## Task details
Copy out every record below with complete accuracy.
Start of Material for this task
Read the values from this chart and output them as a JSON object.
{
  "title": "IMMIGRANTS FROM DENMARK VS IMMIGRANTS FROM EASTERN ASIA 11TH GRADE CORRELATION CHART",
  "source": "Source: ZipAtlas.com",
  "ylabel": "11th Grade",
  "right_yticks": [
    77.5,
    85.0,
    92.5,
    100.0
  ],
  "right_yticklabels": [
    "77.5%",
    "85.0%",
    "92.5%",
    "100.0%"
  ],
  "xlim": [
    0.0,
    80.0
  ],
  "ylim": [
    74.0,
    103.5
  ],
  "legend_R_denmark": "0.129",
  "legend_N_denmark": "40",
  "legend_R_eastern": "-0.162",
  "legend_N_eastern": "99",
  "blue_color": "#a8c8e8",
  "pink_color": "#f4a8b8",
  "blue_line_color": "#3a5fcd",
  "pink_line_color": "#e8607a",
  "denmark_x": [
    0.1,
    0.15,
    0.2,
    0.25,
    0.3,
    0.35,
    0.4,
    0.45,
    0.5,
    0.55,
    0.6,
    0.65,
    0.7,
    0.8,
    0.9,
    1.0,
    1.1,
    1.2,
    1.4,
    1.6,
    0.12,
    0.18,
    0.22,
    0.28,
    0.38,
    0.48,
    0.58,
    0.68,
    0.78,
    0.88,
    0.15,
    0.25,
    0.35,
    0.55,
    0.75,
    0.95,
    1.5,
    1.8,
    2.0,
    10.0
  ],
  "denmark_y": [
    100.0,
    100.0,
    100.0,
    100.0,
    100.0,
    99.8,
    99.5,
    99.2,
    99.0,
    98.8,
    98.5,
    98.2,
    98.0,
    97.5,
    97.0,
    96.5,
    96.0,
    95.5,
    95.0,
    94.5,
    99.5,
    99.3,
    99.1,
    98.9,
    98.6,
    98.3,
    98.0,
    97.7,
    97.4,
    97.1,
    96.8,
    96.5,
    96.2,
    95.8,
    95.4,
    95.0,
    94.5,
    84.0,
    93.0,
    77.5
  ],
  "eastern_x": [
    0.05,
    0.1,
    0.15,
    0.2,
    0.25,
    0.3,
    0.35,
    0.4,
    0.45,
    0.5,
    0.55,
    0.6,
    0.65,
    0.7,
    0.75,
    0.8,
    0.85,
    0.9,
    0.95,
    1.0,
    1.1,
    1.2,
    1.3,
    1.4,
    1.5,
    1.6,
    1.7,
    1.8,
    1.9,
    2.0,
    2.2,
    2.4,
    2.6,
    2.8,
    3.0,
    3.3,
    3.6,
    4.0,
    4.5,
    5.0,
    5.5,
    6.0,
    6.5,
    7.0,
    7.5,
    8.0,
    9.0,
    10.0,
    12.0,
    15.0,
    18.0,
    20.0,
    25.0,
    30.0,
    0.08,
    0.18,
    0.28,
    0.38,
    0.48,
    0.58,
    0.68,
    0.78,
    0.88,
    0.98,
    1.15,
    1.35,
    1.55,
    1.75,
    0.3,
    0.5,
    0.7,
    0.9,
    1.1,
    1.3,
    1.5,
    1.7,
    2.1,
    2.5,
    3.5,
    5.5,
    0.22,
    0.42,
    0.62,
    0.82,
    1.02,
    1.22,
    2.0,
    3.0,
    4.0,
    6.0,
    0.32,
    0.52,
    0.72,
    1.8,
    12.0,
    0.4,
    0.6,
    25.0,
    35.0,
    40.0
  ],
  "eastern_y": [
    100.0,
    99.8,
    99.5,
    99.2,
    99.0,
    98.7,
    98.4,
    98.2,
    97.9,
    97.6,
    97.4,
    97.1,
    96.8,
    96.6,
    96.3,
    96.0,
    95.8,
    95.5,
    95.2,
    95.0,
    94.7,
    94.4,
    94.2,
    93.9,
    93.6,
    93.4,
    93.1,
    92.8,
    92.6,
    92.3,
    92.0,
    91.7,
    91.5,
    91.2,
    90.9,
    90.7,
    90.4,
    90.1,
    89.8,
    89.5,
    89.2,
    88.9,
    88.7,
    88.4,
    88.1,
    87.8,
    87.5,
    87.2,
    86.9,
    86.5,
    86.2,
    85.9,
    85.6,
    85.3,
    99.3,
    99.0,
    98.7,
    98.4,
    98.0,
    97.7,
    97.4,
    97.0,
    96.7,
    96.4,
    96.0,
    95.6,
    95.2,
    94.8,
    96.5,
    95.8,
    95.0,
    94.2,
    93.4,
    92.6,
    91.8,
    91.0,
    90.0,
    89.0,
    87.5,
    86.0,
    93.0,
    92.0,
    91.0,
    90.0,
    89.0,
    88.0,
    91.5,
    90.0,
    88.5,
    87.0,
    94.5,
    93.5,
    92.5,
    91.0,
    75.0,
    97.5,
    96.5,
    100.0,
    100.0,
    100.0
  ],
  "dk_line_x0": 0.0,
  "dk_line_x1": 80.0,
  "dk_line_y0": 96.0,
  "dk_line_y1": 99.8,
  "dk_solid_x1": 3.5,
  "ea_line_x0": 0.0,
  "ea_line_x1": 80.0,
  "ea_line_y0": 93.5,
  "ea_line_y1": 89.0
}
End of Material for this task
## Task response
Read the values from this chart and output them as a JSON object.
{
  "title": "IMMIGRANTS FROM DENMARK VS IMMIGRANTS FROM EASTERN ASIA 11TH GRADE CORRELATION CHART",
  "source": "Source: ZipAtlas.com",
  "ylabel": "11th Grade",
  "right_yticks": [
    77.5,
    85.0,
    92.5,
    100.0
  ],
  "right_yticklabels": [
    "77.5%",
    "85.0%",
    "92.5%",
    "100.0%"
  ],
  "xlim": [
    0.0,
    80.0
  ],
  "ylim": [
    74.0,
    103.5
  ],
  "legend_R_denmark": "0.129",
  "legend_N_denmark": "40",
  "legend_R_eastern": "-0.162",
  "legend_N_eastern": "99",
  "blue_color": "#a8c8e8",
  "pink_color": "#f4a8b8",
  "blue_line_color": "#3a5fcd",
  "pink_line_color": "#e8607a",
  "denmark_x": [
    0.1,
    0.15,
    0.2,
    0.25,
    0.3,
    0.35,
    0.4,
    0.45,
    0.5,
    0.55,
    0.6,
    0.65,
    0.7,
    0.8,
    0.9,
    1.0,
    1.1,
    1.2,
    1.4,
    1.6,
    0.12,
    0.18,
    0.22,
    0.28,
    0.38,
    0.48,
    0.58,
    0.68,
    0.78,
    0.88,
    0.15,
    0.25,
    0.35,
    0.55,
    0.75,
    0.95,
    1.5,
    1.8,
    2.0,
    10.0
  ],
  "denmark_y": [
    100.0,
    100.0,
    100.0,
    100.0,
    100.0,
    99.8,
    99.5,
    99.2,
    99.0,
    98.8,
    98.5,
    98.2,
    98.0,
    97.5,
    97.0,
    96.5,
    96.0,
    95.5,
    95.0,
    94.5,
    99.5,
    99.3,
    99.1,
    98.9,
    98.6,
    98.3,
    98.0,
    97.7,
    97.4,
    97.1,
    96.8,
    96.5,
    96.2,
    95.8,
    95.4,
    95.0,
    94.5,
    84.0,
    93.0,
    77.5
  ],
  "eastern_x": [
    0.05,
    0.1,
    0.15,
    0.2,
    0.25,
    0.3,
    0.35,
    0.4,
    0.45,
    0.5,
    0.55,
    0.6,
    0.65,
    0.7,
    0.75,
    0.8,
    0.85,
    0.9,
    0.95,
    1.0,
    1.1,
    1.2,
    1.3,
    1.4,
    1.5,
    1.6,
    1.7,
    1.8,
    1.9,
    2.0,
    2.2,
    2.4,
    2.6,
    2.8,
    3.0,
    3.3,
    3.6,
    4.0,
    4.5,
    5.0,
    5.5,
    6.0,
    6.5,
    7.0,
    7.5,
    8.0,
    9.0,
    10.0,
    12.0,
    15.0,
    18.0,
    20.0,
    25.0,
    30.0,
    0.08,
    0.18,
    0.28,
    0.38,
    0.48,
    0.58,
    0.68,
    0.78,
    0.88,
    0.98,
    1.15,
    1.35,
    1.55,
    1.75,
    0.3,
    0.5,
    0.7,
    0.9,
    1.1,
    1.3,
    1.5,
    1.7,
    2.1,
    2.5,
    3.5,
    5.5,
    0.22,
    0.42,
    0.62,
    0.82,
    1.02,
    1.22,
    2.0,
    3.0,
    4.0,
    6.0,
    0.32,
    0.52,
    0.72,
    1.8,
    12.0,
    0.4,
    0.6,
    25.0,
    35.0,
    40.0
  ],
  "eastern_y": [
    100.0,
    99.8,
    99.5,
    99.2,
    99.0,
    98.7,
    98.4,
    98.2,
    97.9,
    97.6,
    97.4,
    97.1,
    96.8,
    96.6,
    96.3,
    96.0,
    95.8,
    95.5,
    95.2,
    95.0,
    94.7,
    94.4,
    94.2,
    93.9,
    93.6,
    93.4,
    93.1,
    92.8,
    92.6,
    92.3,
    92.0,
    91.7,
    91.5,
    91.2,
    90.9,
    90.7,
    90.4,
    90.1,
    89.8,
    89.5,
    89.2,
    88.9,
    88.7,
    88.4,
    88.1,
    87.8,
    87.5,
    87.2,
    86.9,
    86.5,
    86.2,
    85.9,
    85.6,
    85.3,
    99.3,
    99.0,
    98.7,
    98.4,
    98.0,
    97.7,
    97.4,
    97.0,
    96.7,
    96.4,
    96.0,
    95.6,
    95.2,
    94.8,
    96.5,
    95.8,
    95.0,
    94.2,
    93.4,
    92.6,
    91.8,
    91.0,
    90.0,
    89.0,
    87.5,
    86.0,
    93.0,
    92.0,
    91.0,
    90.0,
    89.0,
    88.0,
    91.5,
    90.0,
    88.5,
    87.0,
    94.5,
    93.5,
    92.5,
    91.0,
    75.0,
    97.5,
    96.5,
    100.0,
    100.0,
    100.0
  ],
  "dk_line_x0": 0.0,
  "dk_line_x1": 80.0,
  "dk_line_y0": 96.0,
  "dk_line_y1": 99.8,
  "dk_solid_x1": 3.5,
  "ea_line_x0": 0.0,
  "ea_line_x1": 80.0,
  "ea_line_y0": 93.5,
  "ea_line_y1": 89.0
}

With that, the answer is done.